• _TASK DESCRIPTION_
Drop the pictures and extract exactly the lines from the one that contains "Convert this chart" through the end of the material.

• _EXCERPTED DATA_
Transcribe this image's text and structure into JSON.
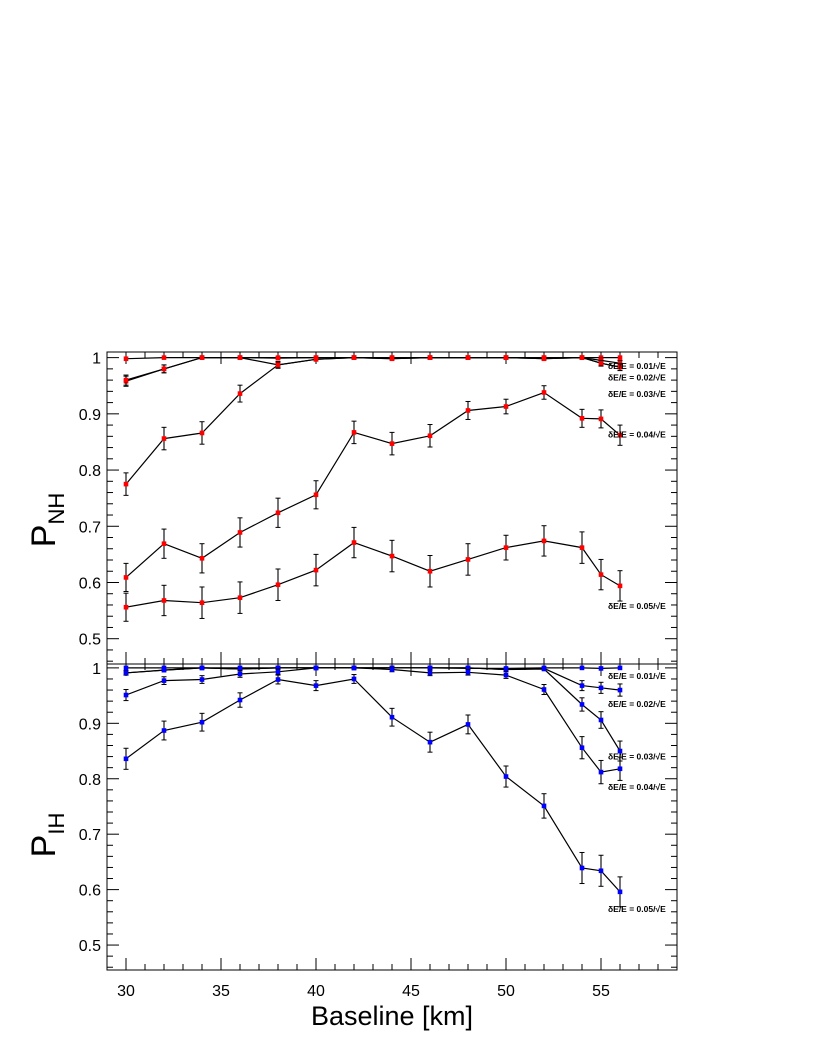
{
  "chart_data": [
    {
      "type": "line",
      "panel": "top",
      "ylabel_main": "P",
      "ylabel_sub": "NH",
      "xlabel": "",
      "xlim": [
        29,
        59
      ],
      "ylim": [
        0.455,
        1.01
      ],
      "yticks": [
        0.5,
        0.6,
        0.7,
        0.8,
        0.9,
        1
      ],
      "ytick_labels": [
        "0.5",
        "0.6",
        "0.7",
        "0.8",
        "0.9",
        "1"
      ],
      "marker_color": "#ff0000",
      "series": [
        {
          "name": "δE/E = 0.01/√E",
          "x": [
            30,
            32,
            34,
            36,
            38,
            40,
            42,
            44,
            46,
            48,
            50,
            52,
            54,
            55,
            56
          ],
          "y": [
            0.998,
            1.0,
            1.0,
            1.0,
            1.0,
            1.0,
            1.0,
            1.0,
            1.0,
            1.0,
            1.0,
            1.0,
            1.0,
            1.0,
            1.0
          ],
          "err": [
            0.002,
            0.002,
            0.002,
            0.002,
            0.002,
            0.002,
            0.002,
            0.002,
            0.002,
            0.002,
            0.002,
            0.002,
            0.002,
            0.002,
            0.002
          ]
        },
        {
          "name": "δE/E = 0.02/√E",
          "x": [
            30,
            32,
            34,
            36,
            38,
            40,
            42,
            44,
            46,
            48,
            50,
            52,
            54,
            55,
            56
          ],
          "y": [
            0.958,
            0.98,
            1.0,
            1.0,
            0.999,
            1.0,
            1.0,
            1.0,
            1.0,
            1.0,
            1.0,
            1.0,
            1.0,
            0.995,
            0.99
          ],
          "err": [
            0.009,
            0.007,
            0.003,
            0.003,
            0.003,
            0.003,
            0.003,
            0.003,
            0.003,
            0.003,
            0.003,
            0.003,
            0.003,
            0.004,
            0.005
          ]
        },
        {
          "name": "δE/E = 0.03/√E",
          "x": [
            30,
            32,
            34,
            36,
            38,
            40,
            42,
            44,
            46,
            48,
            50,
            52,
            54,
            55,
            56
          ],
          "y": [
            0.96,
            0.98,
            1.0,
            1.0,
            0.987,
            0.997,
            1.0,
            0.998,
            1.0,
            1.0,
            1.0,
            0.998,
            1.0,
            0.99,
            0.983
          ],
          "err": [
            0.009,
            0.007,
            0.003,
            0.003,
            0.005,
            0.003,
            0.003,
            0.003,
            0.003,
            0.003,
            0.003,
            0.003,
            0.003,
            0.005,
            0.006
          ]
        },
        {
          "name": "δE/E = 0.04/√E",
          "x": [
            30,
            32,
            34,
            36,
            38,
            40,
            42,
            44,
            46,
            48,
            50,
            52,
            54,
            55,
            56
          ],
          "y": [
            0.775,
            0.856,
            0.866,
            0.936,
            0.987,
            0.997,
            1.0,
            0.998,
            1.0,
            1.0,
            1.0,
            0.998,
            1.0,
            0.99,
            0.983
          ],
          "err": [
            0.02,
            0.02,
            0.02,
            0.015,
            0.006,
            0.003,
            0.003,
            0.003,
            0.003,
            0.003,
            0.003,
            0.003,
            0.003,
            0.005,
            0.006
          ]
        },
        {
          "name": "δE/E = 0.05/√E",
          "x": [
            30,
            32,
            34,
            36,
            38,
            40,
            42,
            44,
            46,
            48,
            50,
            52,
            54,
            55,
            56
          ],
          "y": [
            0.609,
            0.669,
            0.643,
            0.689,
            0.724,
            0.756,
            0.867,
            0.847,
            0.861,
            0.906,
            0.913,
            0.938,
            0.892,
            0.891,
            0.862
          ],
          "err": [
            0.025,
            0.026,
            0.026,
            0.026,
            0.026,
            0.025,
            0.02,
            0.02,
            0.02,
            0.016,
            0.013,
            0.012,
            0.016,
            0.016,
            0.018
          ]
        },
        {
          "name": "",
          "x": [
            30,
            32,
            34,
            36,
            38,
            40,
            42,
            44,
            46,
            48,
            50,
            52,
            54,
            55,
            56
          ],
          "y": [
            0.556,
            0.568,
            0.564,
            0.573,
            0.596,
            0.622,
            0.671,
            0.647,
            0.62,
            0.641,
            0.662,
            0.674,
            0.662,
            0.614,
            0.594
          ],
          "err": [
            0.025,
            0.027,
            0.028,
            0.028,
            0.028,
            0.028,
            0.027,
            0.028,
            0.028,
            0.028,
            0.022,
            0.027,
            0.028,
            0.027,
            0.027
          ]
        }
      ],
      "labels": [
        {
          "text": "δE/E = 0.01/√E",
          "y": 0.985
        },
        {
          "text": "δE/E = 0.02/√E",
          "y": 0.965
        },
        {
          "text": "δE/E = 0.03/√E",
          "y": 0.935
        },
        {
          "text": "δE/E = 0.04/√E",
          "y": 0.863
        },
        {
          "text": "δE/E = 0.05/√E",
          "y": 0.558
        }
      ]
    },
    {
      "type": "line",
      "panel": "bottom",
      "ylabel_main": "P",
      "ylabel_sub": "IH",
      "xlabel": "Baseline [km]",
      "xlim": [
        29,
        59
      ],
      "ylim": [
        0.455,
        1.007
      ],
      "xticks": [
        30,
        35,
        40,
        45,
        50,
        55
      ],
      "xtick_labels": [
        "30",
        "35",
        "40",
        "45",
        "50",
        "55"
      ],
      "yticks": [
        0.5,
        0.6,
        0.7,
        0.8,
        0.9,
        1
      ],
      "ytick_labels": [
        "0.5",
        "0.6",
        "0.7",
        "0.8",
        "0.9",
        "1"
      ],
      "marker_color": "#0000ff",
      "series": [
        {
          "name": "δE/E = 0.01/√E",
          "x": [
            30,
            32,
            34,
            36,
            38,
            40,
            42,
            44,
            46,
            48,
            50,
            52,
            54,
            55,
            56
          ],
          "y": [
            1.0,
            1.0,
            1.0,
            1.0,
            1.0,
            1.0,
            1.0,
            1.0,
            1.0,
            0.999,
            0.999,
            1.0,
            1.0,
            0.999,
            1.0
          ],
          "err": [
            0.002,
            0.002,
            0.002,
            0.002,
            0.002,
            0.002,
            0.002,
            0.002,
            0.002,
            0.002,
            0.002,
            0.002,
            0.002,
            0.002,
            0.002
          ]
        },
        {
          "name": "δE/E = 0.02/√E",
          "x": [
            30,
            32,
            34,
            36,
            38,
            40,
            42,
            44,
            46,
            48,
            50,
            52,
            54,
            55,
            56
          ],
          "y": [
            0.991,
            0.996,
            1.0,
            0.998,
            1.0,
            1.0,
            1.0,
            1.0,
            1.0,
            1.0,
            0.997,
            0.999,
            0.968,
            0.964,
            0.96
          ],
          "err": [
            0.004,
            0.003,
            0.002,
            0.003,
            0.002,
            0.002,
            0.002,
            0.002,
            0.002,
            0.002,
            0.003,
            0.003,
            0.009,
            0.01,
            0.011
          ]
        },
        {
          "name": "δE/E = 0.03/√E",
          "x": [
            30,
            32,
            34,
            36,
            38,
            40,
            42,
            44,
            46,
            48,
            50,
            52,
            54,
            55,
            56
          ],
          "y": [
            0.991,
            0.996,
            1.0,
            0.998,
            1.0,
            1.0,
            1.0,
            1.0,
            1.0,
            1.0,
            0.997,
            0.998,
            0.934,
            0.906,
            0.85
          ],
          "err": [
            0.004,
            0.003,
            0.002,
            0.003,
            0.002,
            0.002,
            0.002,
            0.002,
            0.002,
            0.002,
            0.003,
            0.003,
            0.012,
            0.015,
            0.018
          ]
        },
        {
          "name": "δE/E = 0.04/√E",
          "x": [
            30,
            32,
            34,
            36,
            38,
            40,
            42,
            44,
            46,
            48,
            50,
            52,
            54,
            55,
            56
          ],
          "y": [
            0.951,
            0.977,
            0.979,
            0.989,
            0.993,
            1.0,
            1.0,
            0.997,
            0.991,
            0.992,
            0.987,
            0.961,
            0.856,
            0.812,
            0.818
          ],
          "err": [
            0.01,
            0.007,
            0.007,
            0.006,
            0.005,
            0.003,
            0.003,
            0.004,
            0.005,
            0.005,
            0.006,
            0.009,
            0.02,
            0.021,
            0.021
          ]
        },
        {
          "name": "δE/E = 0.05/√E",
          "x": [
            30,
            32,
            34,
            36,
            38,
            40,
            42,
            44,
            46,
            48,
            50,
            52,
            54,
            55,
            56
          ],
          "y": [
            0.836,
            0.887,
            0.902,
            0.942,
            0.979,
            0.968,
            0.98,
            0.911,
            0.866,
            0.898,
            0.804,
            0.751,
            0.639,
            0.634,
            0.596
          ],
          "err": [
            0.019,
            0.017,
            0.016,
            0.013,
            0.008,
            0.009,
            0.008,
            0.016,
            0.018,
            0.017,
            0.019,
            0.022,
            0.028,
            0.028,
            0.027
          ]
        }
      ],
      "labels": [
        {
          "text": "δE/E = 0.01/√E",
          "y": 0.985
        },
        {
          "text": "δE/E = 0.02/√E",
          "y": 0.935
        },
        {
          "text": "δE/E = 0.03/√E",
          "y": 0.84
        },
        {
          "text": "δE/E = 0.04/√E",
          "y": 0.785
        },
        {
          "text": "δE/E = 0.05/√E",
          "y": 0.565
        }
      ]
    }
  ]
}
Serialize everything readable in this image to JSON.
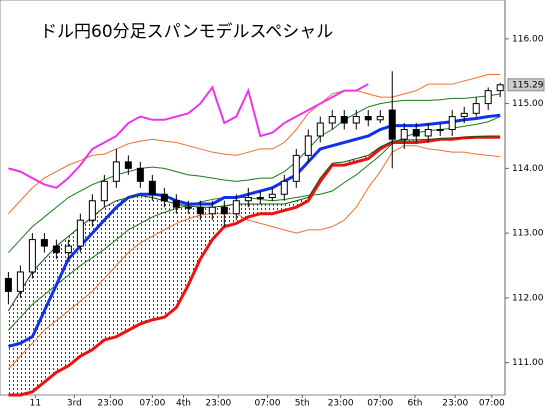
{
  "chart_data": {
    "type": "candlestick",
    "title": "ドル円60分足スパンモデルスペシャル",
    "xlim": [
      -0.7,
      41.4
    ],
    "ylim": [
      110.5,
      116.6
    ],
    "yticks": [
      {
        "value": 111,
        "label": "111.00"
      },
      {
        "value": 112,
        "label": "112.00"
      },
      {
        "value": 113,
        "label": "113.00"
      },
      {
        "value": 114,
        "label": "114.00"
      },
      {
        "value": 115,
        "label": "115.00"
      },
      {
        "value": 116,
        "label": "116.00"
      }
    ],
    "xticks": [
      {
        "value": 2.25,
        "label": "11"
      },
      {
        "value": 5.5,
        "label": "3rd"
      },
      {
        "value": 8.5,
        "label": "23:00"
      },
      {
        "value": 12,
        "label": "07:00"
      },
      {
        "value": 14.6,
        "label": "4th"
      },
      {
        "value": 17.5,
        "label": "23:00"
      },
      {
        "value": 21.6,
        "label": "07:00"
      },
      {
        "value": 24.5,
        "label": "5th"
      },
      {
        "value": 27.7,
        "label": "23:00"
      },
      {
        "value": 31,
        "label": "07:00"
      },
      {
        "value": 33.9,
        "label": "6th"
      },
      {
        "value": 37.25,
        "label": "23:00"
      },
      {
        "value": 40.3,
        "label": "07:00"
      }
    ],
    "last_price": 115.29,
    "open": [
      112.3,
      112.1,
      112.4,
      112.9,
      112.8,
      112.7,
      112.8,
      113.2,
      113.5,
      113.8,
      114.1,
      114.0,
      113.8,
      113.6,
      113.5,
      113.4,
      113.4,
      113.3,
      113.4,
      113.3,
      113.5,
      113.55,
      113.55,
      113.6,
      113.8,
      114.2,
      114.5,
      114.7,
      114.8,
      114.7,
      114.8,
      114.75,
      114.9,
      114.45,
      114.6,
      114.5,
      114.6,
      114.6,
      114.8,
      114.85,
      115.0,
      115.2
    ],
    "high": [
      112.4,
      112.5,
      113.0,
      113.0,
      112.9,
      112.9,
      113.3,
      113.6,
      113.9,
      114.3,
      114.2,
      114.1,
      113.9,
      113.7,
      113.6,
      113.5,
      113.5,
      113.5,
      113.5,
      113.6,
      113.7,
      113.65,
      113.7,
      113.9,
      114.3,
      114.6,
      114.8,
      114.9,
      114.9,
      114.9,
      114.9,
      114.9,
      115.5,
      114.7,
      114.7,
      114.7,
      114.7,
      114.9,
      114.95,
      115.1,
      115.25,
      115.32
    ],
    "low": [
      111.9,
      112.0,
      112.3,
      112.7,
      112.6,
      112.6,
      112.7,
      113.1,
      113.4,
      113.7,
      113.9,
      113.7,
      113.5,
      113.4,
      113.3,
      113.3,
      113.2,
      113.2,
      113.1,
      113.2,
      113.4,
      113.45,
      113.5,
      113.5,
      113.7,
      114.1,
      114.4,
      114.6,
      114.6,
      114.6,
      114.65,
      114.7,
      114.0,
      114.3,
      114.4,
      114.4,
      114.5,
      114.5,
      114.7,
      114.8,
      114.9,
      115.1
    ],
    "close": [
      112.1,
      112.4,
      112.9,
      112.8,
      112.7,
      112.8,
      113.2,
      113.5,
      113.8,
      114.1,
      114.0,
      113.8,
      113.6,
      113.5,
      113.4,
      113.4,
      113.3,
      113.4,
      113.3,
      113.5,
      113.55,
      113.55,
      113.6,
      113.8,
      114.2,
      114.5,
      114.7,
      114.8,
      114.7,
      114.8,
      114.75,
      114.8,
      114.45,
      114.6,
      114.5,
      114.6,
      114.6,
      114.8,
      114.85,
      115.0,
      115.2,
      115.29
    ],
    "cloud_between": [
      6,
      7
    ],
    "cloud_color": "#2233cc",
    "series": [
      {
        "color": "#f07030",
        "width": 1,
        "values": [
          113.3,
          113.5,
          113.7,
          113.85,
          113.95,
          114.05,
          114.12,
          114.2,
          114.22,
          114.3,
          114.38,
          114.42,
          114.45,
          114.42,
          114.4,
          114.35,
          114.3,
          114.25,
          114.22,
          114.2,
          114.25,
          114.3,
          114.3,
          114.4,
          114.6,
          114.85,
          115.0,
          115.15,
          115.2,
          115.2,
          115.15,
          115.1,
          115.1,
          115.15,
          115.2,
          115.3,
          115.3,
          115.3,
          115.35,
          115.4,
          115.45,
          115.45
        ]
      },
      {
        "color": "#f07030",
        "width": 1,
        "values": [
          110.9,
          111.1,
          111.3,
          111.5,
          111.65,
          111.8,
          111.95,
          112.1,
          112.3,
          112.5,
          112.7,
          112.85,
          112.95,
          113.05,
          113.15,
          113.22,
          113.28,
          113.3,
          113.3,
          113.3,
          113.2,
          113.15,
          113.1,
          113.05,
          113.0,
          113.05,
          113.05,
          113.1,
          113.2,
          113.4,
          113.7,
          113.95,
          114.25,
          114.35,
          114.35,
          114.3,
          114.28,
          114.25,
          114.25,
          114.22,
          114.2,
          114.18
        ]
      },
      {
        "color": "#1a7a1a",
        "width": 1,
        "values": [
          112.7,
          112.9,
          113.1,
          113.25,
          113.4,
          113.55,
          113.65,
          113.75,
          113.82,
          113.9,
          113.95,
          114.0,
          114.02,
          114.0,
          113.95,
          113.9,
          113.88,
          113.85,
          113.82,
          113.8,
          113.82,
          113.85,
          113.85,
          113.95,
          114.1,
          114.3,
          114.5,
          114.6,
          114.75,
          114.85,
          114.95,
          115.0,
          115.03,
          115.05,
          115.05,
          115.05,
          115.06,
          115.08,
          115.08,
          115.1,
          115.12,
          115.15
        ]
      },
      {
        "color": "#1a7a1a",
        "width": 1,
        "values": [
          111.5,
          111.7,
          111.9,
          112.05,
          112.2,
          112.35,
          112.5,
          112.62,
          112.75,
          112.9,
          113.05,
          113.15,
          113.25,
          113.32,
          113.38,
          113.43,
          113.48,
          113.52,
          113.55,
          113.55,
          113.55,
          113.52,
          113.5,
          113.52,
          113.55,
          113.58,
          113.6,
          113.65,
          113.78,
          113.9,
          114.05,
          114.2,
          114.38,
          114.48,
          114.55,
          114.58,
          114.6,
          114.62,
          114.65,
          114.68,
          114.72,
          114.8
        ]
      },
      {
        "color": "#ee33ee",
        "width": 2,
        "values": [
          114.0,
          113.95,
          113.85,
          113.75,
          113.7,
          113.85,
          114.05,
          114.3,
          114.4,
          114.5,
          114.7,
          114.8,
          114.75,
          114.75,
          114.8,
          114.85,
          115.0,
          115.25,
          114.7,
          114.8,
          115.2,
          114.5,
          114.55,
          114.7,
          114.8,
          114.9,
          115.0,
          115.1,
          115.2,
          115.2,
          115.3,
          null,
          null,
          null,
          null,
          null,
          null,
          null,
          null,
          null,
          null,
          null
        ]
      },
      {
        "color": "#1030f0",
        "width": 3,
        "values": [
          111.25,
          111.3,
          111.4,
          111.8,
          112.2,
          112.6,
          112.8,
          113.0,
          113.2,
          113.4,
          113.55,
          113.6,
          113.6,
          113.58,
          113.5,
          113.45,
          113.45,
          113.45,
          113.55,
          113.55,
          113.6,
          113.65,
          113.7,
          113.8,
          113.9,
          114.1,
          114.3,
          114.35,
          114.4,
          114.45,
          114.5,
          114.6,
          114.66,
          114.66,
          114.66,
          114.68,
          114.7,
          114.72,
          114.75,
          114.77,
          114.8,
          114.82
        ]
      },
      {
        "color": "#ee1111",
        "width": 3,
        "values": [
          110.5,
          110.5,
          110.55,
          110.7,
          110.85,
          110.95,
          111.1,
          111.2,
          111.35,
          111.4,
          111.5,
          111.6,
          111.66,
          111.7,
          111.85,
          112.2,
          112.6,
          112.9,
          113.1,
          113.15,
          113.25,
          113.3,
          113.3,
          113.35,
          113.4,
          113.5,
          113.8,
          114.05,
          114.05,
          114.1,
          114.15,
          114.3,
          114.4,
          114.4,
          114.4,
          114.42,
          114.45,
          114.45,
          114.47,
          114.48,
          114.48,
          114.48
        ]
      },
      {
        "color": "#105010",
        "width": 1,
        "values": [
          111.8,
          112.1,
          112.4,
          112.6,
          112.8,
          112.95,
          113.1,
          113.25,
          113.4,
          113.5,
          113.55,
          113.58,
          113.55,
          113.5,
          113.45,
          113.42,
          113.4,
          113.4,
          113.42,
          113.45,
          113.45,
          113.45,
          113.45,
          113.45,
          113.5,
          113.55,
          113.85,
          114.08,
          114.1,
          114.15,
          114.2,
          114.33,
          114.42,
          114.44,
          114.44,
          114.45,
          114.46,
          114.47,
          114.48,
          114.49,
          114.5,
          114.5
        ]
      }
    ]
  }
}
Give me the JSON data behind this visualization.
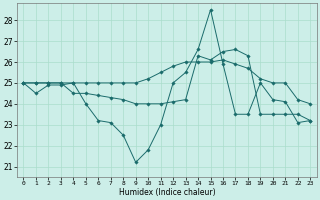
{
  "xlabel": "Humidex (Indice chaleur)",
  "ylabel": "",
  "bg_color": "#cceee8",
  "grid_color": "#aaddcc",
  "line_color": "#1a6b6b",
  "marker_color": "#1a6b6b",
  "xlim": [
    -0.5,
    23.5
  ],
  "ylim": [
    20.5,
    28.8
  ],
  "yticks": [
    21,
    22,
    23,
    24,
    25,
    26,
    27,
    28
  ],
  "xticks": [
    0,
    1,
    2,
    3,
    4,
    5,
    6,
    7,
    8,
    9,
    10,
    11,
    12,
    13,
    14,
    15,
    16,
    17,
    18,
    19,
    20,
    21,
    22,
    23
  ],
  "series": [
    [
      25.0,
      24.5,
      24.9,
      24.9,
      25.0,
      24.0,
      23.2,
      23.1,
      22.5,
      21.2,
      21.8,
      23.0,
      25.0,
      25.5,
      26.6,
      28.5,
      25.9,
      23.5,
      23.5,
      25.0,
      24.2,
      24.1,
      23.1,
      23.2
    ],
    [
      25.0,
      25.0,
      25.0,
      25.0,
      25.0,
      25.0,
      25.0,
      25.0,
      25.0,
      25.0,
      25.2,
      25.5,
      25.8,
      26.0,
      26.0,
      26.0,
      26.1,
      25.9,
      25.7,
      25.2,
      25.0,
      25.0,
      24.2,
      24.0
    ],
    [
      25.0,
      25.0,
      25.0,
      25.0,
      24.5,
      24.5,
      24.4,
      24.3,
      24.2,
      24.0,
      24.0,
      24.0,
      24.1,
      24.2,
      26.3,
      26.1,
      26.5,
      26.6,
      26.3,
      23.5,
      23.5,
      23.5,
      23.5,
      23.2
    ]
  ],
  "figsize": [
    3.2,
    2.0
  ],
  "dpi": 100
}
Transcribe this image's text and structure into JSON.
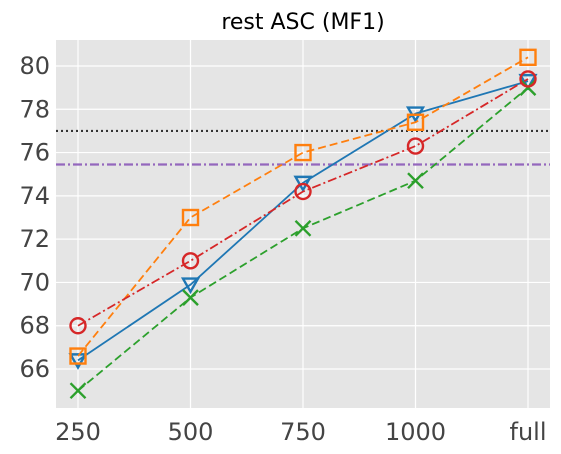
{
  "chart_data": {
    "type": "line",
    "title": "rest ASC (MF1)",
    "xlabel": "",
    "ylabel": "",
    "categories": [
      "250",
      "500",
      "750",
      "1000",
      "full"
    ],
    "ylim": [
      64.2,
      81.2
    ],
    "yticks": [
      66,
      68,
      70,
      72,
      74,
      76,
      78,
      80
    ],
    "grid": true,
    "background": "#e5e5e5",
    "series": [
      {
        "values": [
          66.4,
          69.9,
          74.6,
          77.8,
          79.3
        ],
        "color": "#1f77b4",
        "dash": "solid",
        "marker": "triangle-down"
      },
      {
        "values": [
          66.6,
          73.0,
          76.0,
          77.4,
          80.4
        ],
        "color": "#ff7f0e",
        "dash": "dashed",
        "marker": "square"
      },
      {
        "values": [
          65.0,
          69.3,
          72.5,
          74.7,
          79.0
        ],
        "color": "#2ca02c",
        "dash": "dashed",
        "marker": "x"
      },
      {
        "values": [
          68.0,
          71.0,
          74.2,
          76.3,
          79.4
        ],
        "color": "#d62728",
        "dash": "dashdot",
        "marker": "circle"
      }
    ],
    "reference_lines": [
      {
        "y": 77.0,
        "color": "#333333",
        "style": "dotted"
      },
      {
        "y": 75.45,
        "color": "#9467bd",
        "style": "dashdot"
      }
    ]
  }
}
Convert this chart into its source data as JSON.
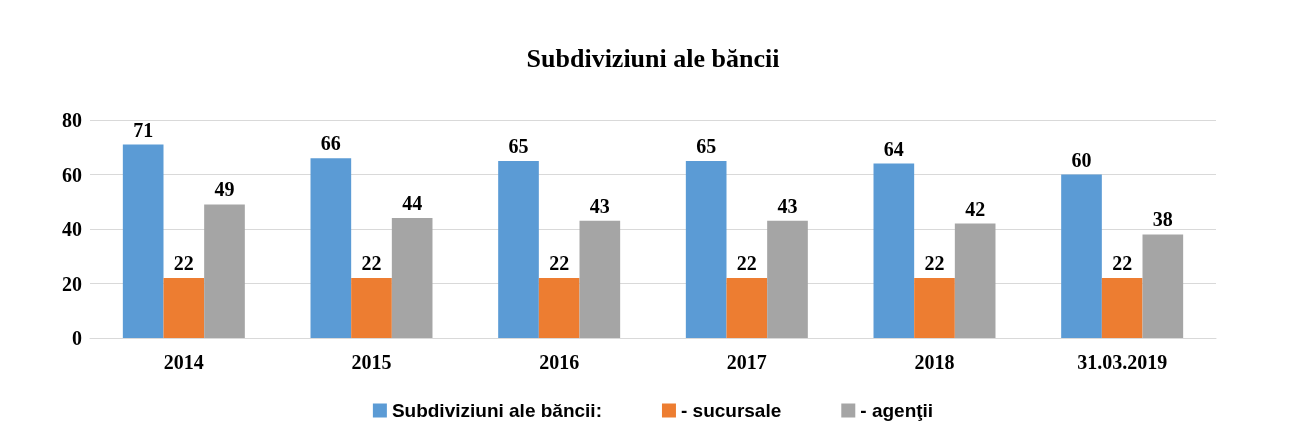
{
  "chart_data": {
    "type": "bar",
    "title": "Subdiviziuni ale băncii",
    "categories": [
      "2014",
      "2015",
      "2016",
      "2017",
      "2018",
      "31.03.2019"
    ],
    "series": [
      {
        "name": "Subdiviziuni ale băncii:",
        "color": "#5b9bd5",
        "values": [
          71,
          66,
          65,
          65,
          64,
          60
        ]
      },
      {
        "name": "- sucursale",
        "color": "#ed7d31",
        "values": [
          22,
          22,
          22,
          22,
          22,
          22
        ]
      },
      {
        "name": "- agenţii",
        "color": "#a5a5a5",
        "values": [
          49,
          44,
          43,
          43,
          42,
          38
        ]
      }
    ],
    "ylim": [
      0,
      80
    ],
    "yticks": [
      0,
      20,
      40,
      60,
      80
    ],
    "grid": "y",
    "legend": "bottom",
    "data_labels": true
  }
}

• _COMPLETE RESPONSE_
Convert this chart into its source data as JSON.
{
  "chart_data": {
    "type": "bar",
    "title": "Subdiviziuni ale băncii",
    "categories": [
      "2014",
      "2015",
      "2016",
      "2017",
      "2018",
      "31.03.2019"
    ],
    "series": [
      {
        "name": "Subdiviziuni ale băncii:",
        "color": "#5b9bd5",
        "values": [
          71,
          66,
          65,
          65,
          64,
          60
        ]
      },
      {
        "name": "- sucursale",
        "color": "#ed7d31",
        "values": [
          22,
          22,
          22,
          22,
          22,
          22
        ]
      },
      {
        "name": "- agenţii",
        "color": "#a5a5a5",
        "values": [
          49,
          44,
          43,
          43,
          42,
          38
        ]
      }
    ],
    "ylim": [
      0,
      80
    ],
    "yticks": [
      0,
      20,
      40,
      60,
      80
    ],
    "grid": "y",
    "legend": "bottom",
    "data_labels": true
  }
}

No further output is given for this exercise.